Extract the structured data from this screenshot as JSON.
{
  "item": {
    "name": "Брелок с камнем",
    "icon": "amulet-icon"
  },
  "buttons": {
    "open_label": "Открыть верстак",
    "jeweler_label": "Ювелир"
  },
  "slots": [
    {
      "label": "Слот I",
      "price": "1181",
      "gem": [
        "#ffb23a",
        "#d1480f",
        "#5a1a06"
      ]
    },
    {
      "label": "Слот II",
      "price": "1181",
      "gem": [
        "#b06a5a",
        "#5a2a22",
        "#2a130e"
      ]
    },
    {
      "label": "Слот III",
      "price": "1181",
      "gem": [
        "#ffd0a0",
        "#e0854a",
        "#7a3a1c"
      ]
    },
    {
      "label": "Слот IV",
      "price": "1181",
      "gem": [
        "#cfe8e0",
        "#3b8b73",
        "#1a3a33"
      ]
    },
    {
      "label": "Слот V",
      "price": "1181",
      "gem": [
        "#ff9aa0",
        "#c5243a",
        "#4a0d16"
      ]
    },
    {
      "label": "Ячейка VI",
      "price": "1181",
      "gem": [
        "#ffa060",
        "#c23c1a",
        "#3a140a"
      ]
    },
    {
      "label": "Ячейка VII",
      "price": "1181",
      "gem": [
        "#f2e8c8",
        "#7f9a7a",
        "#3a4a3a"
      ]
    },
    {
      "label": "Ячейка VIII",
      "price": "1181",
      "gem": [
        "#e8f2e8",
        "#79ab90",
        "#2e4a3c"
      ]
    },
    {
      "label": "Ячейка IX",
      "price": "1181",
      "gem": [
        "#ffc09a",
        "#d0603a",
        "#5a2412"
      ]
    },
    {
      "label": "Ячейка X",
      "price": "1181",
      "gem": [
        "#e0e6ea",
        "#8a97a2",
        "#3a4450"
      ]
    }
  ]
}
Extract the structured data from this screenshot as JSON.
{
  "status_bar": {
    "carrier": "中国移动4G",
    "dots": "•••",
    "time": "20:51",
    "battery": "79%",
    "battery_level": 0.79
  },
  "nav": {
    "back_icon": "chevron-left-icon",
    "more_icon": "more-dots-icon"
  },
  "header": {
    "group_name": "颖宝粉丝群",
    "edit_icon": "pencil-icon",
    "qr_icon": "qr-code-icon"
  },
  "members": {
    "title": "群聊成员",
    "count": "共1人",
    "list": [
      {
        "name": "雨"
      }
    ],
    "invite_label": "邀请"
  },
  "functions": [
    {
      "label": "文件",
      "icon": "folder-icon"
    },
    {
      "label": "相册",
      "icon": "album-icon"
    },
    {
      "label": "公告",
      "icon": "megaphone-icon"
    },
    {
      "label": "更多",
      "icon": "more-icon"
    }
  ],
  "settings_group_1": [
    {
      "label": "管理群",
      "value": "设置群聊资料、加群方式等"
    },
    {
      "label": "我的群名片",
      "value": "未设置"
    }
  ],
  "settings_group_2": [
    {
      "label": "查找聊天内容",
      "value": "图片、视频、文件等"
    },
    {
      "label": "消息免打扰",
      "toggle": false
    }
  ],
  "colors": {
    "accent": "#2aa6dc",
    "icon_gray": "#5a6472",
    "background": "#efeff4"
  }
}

--------

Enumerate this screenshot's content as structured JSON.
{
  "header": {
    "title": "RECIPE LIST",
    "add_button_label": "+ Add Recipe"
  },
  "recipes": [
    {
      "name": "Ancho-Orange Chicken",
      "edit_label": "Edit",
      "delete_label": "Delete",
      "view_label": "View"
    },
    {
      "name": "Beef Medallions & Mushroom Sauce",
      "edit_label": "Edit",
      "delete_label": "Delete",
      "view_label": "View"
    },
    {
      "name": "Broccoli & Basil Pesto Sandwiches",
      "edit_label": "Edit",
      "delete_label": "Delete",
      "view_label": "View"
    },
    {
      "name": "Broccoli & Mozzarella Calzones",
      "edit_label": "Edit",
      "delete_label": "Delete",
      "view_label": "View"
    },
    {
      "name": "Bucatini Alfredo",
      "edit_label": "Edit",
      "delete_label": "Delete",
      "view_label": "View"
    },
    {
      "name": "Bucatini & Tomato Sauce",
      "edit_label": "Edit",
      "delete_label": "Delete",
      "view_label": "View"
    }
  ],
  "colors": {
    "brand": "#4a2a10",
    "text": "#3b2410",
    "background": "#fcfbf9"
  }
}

--------

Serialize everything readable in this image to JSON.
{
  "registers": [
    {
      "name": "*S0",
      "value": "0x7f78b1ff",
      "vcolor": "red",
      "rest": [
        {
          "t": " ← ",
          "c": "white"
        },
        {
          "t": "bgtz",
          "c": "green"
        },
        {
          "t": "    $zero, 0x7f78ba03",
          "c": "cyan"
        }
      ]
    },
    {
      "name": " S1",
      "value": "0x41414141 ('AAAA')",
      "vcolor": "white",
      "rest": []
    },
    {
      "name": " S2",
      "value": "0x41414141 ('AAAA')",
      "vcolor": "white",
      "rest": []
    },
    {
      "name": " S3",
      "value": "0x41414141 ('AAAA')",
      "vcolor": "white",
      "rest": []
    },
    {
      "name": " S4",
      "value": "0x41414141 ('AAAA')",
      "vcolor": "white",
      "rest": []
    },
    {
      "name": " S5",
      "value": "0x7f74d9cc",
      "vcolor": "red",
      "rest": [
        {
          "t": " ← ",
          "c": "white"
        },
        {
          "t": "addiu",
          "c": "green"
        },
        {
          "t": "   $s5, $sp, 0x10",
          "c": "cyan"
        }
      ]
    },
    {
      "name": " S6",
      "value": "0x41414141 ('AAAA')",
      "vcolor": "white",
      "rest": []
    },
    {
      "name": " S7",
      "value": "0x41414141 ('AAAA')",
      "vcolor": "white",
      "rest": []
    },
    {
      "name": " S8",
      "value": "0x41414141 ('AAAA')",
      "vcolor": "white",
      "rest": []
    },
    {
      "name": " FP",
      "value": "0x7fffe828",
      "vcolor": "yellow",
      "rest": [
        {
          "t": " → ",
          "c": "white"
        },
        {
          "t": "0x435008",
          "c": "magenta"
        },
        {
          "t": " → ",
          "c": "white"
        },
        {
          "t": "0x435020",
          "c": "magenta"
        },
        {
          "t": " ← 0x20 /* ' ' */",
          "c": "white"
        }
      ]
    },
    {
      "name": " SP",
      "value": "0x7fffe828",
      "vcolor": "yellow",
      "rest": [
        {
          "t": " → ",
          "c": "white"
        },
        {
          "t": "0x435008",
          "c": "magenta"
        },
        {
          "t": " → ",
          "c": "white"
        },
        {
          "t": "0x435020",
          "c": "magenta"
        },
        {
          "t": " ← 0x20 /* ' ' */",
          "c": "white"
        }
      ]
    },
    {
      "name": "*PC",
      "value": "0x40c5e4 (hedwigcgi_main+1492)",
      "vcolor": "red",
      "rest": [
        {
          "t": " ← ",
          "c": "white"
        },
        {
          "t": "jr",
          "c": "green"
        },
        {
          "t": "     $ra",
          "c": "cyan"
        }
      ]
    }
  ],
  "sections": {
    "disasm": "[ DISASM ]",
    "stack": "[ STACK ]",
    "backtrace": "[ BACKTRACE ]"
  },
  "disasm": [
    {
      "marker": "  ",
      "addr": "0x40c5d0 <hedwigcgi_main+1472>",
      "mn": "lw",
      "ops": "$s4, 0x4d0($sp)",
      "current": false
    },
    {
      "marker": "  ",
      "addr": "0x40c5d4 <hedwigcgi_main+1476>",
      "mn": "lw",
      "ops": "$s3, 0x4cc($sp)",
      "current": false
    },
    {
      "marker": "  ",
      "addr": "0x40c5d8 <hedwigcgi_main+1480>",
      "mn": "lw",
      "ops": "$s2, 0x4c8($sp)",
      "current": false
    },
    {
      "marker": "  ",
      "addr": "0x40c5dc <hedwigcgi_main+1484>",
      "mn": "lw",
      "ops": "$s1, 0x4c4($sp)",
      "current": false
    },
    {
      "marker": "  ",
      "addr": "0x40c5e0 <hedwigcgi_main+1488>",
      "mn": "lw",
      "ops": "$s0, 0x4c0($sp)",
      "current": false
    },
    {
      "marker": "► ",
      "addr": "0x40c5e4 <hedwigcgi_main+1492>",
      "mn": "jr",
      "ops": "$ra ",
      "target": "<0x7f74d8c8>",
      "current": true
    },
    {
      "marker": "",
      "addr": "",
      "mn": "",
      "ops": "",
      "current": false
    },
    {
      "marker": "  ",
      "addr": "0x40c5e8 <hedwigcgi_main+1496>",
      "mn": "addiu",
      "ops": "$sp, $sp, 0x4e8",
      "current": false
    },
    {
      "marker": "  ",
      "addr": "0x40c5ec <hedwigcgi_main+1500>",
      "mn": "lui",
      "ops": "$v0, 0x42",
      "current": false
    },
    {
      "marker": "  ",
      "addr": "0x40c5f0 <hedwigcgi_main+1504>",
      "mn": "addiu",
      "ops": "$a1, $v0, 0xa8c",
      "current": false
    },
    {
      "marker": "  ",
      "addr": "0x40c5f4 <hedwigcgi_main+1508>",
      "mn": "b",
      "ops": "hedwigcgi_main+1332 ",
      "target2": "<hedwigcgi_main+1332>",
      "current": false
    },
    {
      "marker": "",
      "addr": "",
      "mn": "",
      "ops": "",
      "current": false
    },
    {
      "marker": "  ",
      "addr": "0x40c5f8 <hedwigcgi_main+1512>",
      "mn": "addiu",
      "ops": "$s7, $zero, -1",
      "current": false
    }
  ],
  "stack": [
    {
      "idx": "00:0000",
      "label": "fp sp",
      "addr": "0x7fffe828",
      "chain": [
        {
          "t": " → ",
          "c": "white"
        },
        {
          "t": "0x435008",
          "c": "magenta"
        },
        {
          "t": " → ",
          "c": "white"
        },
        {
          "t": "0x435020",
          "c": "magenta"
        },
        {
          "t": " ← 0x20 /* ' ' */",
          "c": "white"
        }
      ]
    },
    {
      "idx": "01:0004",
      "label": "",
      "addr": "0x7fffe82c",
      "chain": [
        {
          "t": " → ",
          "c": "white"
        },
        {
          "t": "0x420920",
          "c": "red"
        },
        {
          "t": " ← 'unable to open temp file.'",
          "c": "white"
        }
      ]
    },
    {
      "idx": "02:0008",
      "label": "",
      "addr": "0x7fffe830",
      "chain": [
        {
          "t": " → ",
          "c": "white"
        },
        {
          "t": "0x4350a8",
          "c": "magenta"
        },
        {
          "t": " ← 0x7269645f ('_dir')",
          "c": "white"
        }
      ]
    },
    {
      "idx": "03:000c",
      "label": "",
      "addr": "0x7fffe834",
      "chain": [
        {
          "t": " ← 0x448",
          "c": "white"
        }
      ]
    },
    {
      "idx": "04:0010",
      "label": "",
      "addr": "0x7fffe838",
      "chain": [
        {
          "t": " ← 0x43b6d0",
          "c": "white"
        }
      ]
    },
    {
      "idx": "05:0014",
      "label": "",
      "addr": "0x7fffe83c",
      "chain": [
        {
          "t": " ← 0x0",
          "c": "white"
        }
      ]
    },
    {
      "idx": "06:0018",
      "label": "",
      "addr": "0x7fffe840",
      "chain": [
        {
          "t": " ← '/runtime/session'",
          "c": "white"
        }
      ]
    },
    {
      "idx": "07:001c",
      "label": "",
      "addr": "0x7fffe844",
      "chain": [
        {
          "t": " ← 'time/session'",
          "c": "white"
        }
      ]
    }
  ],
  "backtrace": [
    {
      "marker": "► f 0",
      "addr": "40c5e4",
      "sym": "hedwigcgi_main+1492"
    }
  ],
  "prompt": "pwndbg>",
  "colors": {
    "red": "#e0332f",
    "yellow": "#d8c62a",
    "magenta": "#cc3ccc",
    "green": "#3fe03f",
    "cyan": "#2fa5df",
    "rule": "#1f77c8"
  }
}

--------

What the task requires: Using the listing, collect all lines in which the string "Слот" is found.

Worked answer:
      "label": "Слот I",
      "label": "Слот II",
      "label": "Слот III",
      "label": "Слот IV",
      "label": "Слот V",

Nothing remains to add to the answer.